====== Listing ======

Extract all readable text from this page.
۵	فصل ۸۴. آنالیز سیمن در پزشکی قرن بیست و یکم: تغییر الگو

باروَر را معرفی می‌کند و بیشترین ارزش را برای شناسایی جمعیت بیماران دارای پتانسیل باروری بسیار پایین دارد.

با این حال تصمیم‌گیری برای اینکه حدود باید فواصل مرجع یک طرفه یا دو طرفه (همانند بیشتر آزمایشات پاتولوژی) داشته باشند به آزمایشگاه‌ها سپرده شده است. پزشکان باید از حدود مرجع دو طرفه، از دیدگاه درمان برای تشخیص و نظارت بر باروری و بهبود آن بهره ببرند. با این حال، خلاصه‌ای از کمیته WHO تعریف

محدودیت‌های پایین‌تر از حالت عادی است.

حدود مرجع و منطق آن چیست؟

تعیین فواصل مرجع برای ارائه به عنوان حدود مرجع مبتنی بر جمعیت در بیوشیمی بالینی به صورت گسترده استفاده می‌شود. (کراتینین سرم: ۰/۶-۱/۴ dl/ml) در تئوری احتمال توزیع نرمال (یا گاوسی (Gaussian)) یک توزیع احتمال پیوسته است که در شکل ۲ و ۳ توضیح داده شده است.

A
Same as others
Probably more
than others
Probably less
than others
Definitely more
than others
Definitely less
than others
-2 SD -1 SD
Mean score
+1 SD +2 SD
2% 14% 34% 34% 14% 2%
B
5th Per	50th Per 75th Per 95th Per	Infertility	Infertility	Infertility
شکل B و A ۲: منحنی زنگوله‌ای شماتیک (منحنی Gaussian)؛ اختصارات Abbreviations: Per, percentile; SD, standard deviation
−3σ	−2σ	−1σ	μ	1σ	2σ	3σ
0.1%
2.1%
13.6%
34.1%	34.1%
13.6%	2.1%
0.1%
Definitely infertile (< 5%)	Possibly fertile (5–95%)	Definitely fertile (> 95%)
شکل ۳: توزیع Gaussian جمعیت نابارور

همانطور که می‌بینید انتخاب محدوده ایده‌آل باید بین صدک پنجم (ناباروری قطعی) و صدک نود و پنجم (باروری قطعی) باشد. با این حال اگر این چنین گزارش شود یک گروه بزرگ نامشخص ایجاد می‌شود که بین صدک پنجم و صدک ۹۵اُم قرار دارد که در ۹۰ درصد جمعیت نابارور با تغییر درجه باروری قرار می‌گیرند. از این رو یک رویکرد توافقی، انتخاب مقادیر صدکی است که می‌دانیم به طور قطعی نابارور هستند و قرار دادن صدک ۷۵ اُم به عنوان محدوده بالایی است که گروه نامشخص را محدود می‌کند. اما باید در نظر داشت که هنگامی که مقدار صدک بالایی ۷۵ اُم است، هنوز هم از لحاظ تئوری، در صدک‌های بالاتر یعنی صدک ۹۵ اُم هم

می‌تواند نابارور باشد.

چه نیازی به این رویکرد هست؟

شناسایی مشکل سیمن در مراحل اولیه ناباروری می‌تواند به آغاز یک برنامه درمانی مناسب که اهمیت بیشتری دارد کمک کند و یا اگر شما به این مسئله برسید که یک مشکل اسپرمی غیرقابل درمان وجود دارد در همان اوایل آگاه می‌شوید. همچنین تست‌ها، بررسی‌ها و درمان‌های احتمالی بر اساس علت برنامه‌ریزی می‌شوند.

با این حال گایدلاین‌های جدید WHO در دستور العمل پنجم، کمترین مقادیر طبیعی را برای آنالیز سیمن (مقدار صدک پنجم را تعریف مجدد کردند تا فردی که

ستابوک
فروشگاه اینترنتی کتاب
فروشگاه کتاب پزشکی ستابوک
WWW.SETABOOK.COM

======
====== Listing ======

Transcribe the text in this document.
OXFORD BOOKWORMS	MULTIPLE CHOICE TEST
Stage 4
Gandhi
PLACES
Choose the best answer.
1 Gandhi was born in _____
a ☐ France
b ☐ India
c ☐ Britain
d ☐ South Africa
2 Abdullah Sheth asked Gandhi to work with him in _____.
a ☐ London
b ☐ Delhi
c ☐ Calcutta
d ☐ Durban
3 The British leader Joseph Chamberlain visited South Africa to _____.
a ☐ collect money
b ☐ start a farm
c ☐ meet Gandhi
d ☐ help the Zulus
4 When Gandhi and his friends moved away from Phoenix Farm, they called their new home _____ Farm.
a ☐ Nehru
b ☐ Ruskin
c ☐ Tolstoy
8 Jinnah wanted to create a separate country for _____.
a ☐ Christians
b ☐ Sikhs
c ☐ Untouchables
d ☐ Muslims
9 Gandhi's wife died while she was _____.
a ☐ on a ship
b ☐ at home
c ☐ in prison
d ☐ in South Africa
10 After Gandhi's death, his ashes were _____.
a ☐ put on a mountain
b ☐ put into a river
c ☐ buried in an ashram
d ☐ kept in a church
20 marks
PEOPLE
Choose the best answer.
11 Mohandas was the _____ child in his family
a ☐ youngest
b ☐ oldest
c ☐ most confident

======

Your task >> Scan the lines above for "درمان", then copy every one that has it.

The answer >>
با این حال تصمیم‌گیری برای اینکه حدود باید فواصل مرجع یک طرفه یا دو طرفه (همانند بیشتر آزمایشات پاتولوژی) داشته باشند به آزمایشگاه‌ها سپرده شده است. پزشکان باید از حدود مرجع دو طرفه، از دیدگاه درمان برای تشخیص و نظارت بر باروری و بهبود آن بهره ببرند. با این حال، خلاصه‌ای از کمیته WHO تعریف
شناسایی مشکل سیمن در مراحل اولیه ناباروری می‌تواند به آغاز یک برنامه درمانی مناسب که اهمیت بیشتری دارد کمک کند و یا اگر شما به این مسئله برسید که یک مشکل اسپرمی غیرقابل درمان وجود دارد در همان اوایل آگاه می‌شوید. همچنین تست‌ها، بررسی‌ها و درمان‌های احتمالی بر اساس علت برنامه‌ریزی می‌شوند.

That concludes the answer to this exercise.